== Directive A ==
Update the section of the Amby Schindler biography that begins at the words "Film and stunt" and stops after "Sailor's Lady (1940).". Give it again with "stunt double" changed to "body double".
== Directive B ==
According to the Amby Schindler biography, where was the 1940 College All-Star Game held?
** BEGIN Supplied passage **
Ambrose "Amblin' Amby" Schindler (April 21, 1917 – December 30, 2018) was an American collegiate football player, coach, and on-field official. He played college football for the University of Southern California.

Sports career
Schindler prepped at San Diego High School.  A star quarterback for the USC Trojans, during the 1937 season he led the team in rushing, scoring and total offense and was named to all-conference honors.  His senior year, he led the Trojans to a share of the 1939 national championship: At the 1940 Rose Bowl, capping the 1939 season, Schindler ran for a touchdown and passed for another in a 14-0 victory over a Tennessee Volunteers team that had previously gone undefeated for 23 games and unscored upon for the previous 16 games (including the entire 1939 regular season); he was named the game's most valuable player.  He went on to be the MVP in the 1940 College All-Star Game, held at Soldier Field in Chicago.

Film and stunt work
During the end of his college career, he appeared in The Wizard of Oz (1939) as a Winkie guard and as Jack Haley's Tin Man stunt double. At the time of his death, Schindler was one of the last surviving living people working on the film classic. He also appeared in Sailor's Lady (1940).
** END Supplied passage **
** BEGIN Listing **
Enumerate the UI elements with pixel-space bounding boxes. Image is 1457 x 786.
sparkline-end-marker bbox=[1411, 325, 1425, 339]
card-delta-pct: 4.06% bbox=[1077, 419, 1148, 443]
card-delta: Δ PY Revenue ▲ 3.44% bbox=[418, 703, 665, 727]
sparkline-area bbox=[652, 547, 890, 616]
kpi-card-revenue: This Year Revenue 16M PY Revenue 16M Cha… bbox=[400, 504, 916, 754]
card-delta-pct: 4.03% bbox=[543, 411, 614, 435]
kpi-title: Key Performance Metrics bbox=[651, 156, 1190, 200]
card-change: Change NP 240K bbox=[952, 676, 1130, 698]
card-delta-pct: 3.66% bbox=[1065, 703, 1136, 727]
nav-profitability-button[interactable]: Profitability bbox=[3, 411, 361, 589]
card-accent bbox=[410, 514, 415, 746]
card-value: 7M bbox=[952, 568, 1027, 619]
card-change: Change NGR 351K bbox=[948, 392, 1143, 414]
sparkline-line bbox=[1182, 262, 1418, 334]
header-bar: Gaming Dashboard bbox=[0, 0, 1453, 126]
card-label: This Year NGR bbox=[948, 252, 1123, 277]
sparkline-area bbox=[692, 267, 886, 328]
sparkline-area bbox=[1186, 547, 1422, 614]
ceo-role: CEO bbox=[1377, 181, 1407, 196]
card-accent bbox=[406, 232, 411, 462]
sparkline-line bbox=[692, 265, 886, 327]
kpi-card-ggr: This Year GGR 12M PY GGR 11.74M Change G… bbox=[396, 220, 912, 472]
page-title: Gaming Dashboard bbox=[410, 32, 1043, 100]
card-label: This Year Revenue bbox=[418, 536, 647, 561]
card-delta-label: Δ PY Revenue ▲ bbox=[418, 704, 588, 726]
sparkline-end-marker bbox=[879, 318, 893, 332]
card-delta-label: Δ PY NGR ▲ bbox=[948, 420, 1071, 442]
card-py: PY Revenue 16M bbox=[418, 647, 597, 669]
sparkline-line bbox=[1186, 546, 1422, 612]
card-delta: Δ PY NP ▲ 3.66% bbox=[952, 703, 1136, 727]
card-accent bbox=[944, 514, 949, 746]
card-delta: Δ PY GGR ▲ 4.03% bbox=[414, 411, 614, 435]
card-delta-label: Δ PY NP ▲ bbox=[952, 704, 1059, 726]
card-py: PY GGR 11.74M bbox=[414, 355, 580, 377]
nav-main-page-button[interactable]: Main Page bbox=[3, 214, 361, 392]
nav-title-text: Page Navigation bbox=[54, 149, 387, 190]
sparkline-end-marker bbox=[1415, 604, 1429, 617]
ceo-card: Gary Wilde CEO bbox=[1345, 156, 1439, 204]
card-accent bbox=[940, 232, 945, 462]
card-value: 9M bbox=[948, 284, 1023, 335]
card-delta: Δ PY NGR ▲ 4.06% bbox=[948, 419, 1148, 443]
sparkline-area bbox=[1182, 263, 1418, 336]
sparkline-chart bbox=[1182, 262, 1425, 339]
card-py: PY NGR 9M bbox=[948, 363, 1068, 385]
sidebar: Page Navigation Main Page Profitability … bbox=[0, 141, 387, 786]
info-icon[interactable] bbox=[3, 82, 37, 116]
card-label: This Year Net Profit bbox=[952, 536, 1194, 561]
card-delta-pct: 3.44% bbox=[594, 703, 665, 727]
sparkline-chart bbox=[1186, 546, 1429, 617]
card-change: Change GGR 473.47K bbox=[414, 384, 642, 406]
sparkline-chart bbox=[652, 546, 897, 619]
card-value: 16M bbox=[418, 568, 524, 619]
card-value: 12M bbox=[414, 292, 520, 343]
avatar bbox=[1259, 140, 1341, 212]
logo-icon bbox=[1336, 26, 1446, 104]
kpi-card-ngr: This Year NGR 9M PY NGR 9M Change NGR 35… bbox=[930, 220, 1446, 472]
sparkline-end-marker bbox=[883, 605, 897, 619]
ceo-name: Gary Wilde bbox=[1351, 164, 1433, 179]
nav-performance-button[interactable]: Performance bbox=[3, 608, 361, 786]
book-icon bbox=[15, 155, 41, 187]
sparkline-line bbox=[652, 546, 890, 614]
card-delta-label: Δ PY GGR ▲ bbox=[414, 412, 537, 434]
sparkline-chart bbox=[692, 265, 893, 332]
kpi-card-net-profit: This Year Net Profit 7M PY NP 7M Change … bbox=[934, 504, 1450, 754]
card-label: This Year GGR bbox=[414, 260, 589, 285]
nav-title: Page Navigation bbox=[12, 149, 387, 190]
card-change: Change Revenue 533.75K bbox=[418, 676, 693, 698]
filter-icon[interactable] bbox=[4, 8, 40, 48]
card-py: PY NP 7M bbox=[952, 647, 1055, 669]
** END Listing **
== Written solution A ==
Film and stunt work
During the end of his college career, he appeared in The Wizard of Oz (1939) as a Winkie guard and as Jack Haley's Tin Man body double. At the time of his death, Schindler was one of the last surviving living people working on the film classic. He also appeared in Sailor's Lady (1940).

== Written solution B ==
Soldier Field in Chicago.